### TEXT SEGMENT ###
U.S. Army Mad Scientist Lab: "Guns of August 2035 – 'Ferdinand Visits the Kashmir'"
From the Mad Scientist blog, another of their scenarios:
Guns of August 2035 – “Ferdinand Visits the Kashmir”: A Future Strategic and Operational Environment
[Editor’s Note: Today’s post by guest bloggers Mike Filanowski, Ruth Foutz, Sean McEwen, Mike Yocum, and Matt Ziemann (collectively, Team RSM3 from
the Army Futures Study Group Cohort VI in 2019), effectively uses
storytelling to illustrate a conflict scenario in a Future Strategic and
Operational Environment. Read on to learn how Team RSM3 developed this
vignette, and the events that transpire to morph a hypothetical limited
Asian conflict into one that ultimately embroils the U.S. Army in Large
Scale Combat Operations with a near-peer competitor!]
Prologue
“Drone swarm! Let’s go!”
The sudden eerie whoop of the drone attack sirens urged LTC Mark
Barnowski and his driver, SPC Pat Deeman, to hasten throwing their gear
into their truck. The Indian Army units Barnowski was advising had
fought well, but the Chinese with their vastly superior equipment had
devastated them. Barnowski doubted his old infantry battalion in the
82nd Airborne Division would have fared much better against the Chinese
drones, missiles, and exo-skeletoned soldiers helping Pakistan humiliate
India.
Barnowski’s boss, BG McNewe, had recalled him to the American
advisory base further south (to be evacuated?). Fortunately 20th Century
landlines still worked — pretty much no other commo did. Barnowski said
his goodbyes to his counterparts and headed south post-haste.
### RECORDED DATA ###
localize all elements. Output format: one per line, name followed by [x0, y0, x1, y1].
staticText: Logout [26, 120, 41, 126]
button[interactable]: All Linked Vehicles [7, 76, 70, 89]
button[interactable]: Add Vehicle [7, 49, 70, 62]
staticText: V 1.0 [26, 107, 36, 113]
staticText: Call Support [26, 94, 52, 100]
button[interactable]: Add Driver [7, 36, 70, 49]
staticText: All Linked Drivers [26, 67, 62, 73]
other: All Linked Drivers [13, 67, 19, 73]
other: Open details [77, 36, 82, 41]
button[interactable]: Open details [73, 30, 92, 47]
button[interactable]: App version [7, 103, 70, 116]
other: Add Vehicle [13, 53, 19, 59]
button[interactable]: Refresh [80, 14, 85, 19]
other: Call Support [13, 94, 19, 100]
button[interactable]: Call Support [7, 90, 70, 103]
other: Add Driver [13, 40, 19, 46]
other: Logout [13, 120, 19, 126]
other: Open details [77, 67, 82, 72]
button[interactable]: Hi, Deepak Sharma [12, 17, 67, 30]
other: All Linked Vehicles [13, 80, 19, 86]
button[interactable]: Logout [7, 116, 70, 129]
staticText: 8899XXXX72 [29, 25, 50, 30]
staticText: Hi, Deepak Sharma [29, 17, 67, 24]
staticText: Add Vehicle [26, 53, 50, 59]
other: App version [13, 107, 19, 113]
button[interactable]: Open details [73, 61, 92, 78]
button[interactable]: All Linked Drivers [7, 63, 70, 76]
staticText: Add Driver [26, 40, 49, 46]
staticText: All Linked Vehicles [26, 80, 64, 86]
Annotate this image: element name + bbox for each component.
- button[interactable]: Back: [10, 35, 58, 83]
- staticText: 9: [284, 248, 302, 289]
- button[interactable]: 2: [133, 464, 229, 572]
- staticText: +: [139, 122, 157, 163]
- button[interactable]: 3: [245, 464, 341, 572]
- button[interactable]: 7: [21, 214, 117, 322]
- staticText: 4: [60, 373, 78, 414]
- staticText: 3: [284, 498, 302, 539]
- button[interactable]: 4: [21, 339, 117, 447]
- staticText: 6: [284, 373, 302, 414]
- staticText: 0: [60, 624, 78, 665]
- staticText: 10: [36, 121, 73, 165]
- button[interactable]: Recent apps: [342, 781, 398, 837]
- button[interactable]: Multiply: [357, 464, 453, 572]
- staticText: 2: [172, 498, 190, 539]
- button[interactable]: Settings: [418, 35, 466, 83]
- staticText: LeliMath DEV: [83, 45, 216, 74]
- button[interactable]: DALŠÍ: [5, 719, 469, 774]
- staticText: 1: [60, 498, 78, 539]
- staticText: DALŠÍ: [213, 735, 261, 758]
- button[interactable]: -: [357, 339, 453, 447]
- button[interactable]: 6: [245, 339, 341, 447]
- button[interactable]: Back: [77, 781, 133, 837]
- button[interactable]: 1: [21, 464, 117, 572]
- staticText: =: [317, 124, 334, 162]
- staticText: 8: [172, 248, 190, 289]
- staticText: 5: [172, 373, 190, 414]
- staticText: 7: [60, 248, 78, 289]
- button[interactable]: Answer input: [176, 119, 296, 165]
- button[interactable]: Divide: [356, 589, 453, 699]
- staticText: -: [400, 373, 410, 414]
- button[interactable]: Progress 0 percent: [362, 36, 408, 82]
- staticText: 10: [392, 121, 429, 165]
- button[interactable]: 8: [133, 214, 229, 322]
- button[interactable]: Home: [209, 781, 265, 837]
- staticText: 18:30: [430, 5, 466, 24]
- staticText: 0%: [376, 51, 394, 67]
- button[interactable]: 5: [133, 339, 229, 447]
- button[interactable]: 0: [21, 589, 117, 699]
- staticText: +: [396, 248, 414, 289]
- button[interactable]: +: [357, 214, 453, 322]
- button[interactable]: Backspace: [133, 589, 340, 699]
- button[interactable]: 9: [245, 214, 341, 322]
###
SHORT TASK
In the scenario text, who recalled LTC Mark Barnowski to the American advisory base further south? The material above was drawn from a separate source.

RESULT OF THIS TASK
His boss, BG McNewe.